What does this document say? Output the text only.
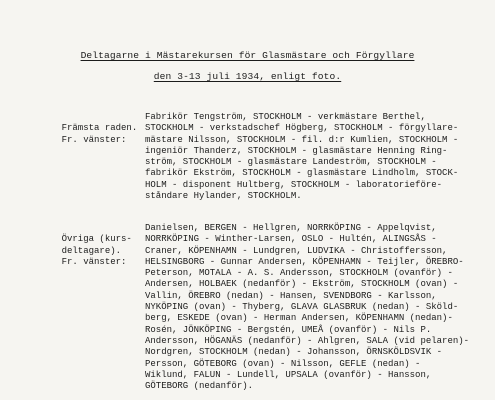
Deltagarne i Mästarekursen för Glasmästare och Förgyllare
den 3-13 juli 1934, enligt foto.

Främsta raden.
Fr. vänster:

Fabrikör Tengström, STOCKHOLM - verkmästare Berthel,
STOCKHOLM - verkstadschef Högberg, STOCKHOLM - förgyllare-
mästare Nilsson, STOCKHOLM - fil. d:r Kumlien, STOCKHOLM -
ingeniör Thanderz, STOCKHOLM - glasmästare Henning Ring-
ström, STOCKHOLM - glasmästare Landeström, STOCKHOLM -
fabrikör Ekström, STOCKHOLM - glasmästare Lindholm, STOCK-
HOLM - disponent Hultberg, STOCKHOLM - laboratorieföre-
ståndare Hylander, STOCKHOLM.

Övriga (kurs-
deltagare).
Fr. vänster:

Danielsen, BERGEN - Hellgren, NORRKÖPING - Appelqvist,
NORRKÖPING - Winther-Larsen, OSLO - Hultén, ALINGSÅS -
Craner, KÖPENHAMN - Lundgren, LUDVIKA - Christoffersson,
HELSINGBORG - Gunnar Andersen, KÖPENHAMN - Teijler, ÖREBRO-
Peterson, MOTALA - A. S. Andersson, STOCKHOLM (ovanför) -
Andersen, HOLBAEK (nedanför) - Ekström, STOCKHOLM (ovan) -
Vallin, ÖREBRO (nedan) - Hansen, SVENDBORG - Karlsson,
NYKÖPING (ovan) - Thyberg, GLAVA GLASBRUK (nedan) - Sköld-
berg, ESKEDE (ovan) - Herman Andersen, KÖPENHAMN (nedan)-
Rosén, JÖNKÖPING - Bergstén, UMEÅ (ovanför) - Nils P.
Andersson, HÖGANÄS (nedanför) - Ahlgren, SALA (vid pelaren)-
Nordgren, STOCKHOLM (nedan) - Johansson, ÖRNSKÖLDSVIK -
Persson, GÖTEBORG (ovan) - Nilsson, GEFLE (nedan) -
Wiklund, FALUN - Lundell, UPSALA (ovanför) - Hansson,
GÖTEBORG (nedanför).
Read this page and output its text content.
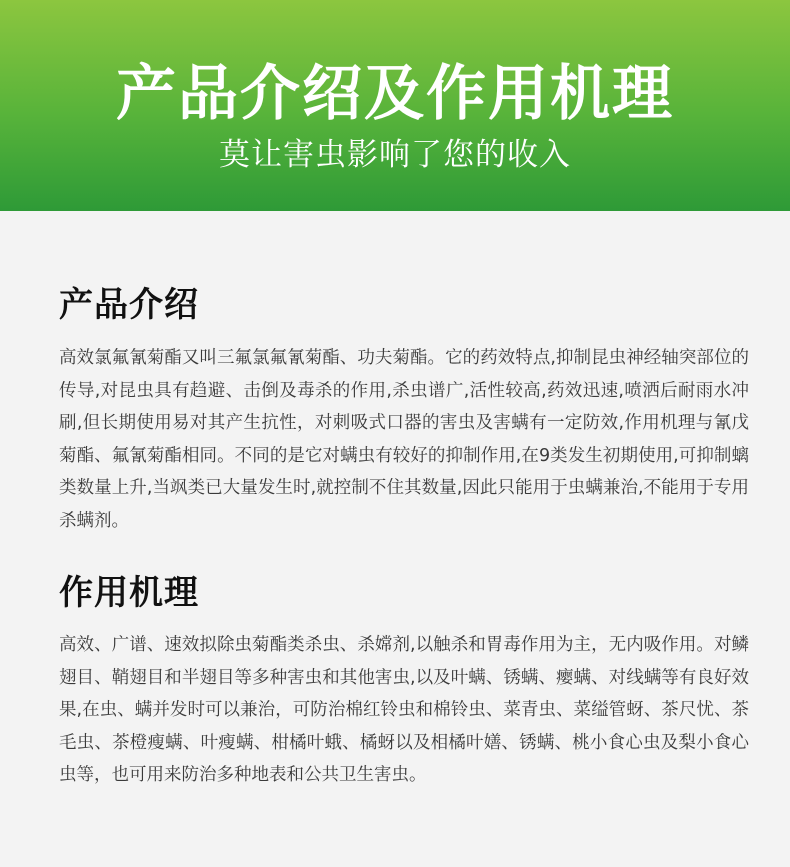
产品介绍及作用机理
莫让害虫影响了您的收入
产品介绍

高效氯氟氰菊酯又叫三氟氯氟氰菊酯、功夫菊酯。它的药效特点,抑制昆虫神经轴突部位的传导,对昆虫具有趋避、击倒及毒杀的作用,杀虫谱广,活性较高,药效迅速,喷洒后耐雨水冲刷,但长期使用易对其产生抗性，对刺吸式口器的害虫及害螨有一定防效,作用机理与氰戊菊酯、氟氰菊酯相同。不同的是它对螨虫有较好的抑制作用,在9类发生初期使用,可抑制螭类数量上升,当飒类已大量发生时,就控制不住其数量,因此只能用于虫螨兼治,不能用于专用杀螨剂。

作用机理

高效、广谱、速效拟除虫菊酯类杀虫、杀嫦剂,以触杀和胃毒作用为主，无内吸作用。对鳞翅目、鞘翅目和半翅目等多种害虫和其他害虫,以及叶螨、锈螨、瘿螨、对线螨等有良好效果,在虫、螨并发时可以兼治，可防治棉红铃虫和棉铃虫、菜青虫、菜缢管蚜、茶尺忧、茶毛虫、茶橙瘦螨、叶瘦螨、柑橘叶蛾、橘蚜以及相橘叶嫸、锈螨、桃小食心虫及梨小食心虫等，也可用来防治多种地表和公共卫生害虫。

○ ○ ○

Aim of the exercise:
Track down every line with the word "Ekström" and copy it.

Answer to this problem:
fabrikör Ekström, STOCKHOLM - glasmästare Lindholm, STOCK-
Andersen, HOLBAEK (nedanför) - Ekström, STOCKHOLM (ovan) -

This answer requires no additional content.